### Short problem
Gather all lines in the data that hold the string "empresas".

### Records for the task
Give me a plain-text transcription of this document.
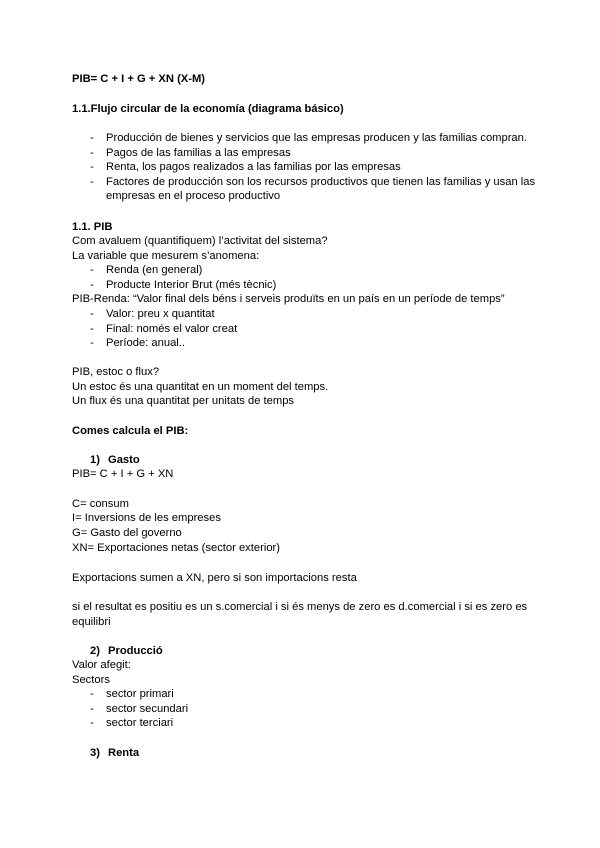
PIB= C + I + G + XN (X-M)
1.1.Flujo circular de la economía (diagrama básico)
- Producción de bienes y servicios que las empresas producen y las familias compran.
- Pagos de las familias a las empresas
- Renta, los pagos realizados a las familias por las empresas
- Factores de producción son los recursos productivos que tienen las familias y usan las empresas en el proceso productivo
1.1. PIB
Com avaluem (quantifiquem) l’activitat del sistema?
La variable que mesurem s’anomena:
- Renda (en general)
- Producte Interior Brut (més tècnic)
PIB-Renda: “Valor final dels béns i serveis produïts en un país en un període de temps”
- Valor: preu x quantitat
- Final: només el valor creat
- Període: anual..
PIB, estoc o flux?
Un estoc és una quantitat en un moment del temps.
Un flux és una quantitat per unitats de temps
Comes calcula el PIB:
1) Gasto
PIB= C + I + G + XN
C= consum
I= Inversions de les empreses
G= Gasto del governo
XN= Exportaciones netas (sector exterior)
Exportacions sumen a XN, pero si son importacions resta
si el resultat es positiu es un s.comercial i si és menys de zero es d.comercial i si es zero es equilibri
2) Producció
Valor afegit:
Sectors
- sector primari
- sector secundari
- sector terciari
3) Renta
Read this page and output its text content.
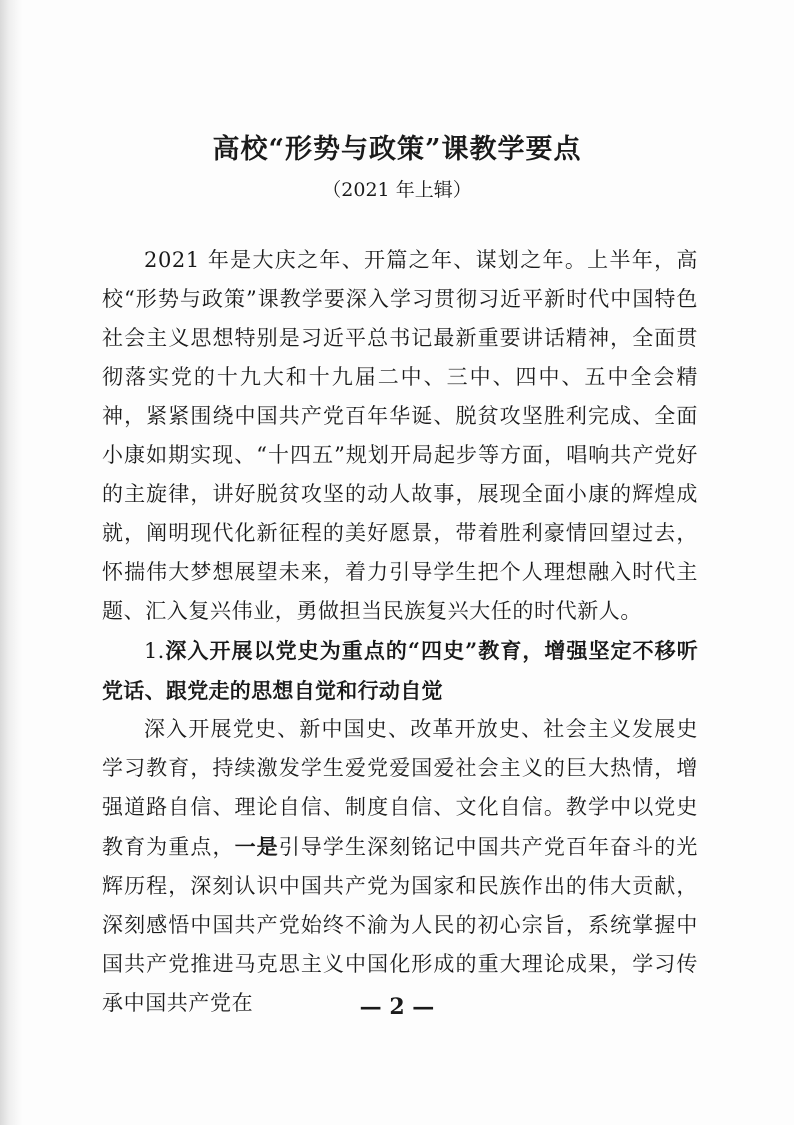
高校“形势与政策”课教学要点

（2021 年上辑）

2021 年是大庆之年、开篇之年、谋划之年。上半年，高校“形势与政策”课教学要深入学习贯彻习近平新时代中国特色社会主义思想特别是习近平总书记最新重要讲话精神，全面贯彻落实党的十九大和十九届二中、三中、四中、五中全会精神，紧紧围绕中国共产党百年华诞、脱贫攻坚胜利完成、全面小康如期实现、“十四五”规划开局起步等方面，唱响共产党好的主旋律，讲好脱贫攻坚的动人故事，展现全面小康的辉煌成就，阐明现代化新征程的美好愿景，带着胜利豪情回望过去，怀揣伟大梦想展望未来，着力引导学生把个人理想融入时代主题、汇入复兴伟业，勇做担当民族复兴大任的时代新人。

1.深入开展以党史为重点的“四史”教育，增强坚定不移听党话、跟党走的思想自觉和行动自觉

深入开展党史、新中国史、改革开放史、社会主义发展史学习教育，持续激发学生爱党爱国爱社会主义的巨大热情，增强道路自信、理论自信、制度自信、文化自信。教学中以党史教育为重点，一是引导学生深刻铭记中国共产党百年奋斗的光辉历程，深刻认识中国共产党为国家和民族作出的伟大贡献，深刻感悟中国共产党始终不渝为人民的初心宗旨，系统掌握中国共产党推进马克思主义中国化形成的重大理论成果，学习传承中国共产党在	— 2 —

### Full output
- Producción de bienes y servicios que las empresas producen y las familias compran.
- Pagos de las familias a las empresas
- Renta, los pagos realizados a las familias por las empresas
- Factores de producción son los recursos productivos que tienen las familias y usan las empresas en el proceso productivo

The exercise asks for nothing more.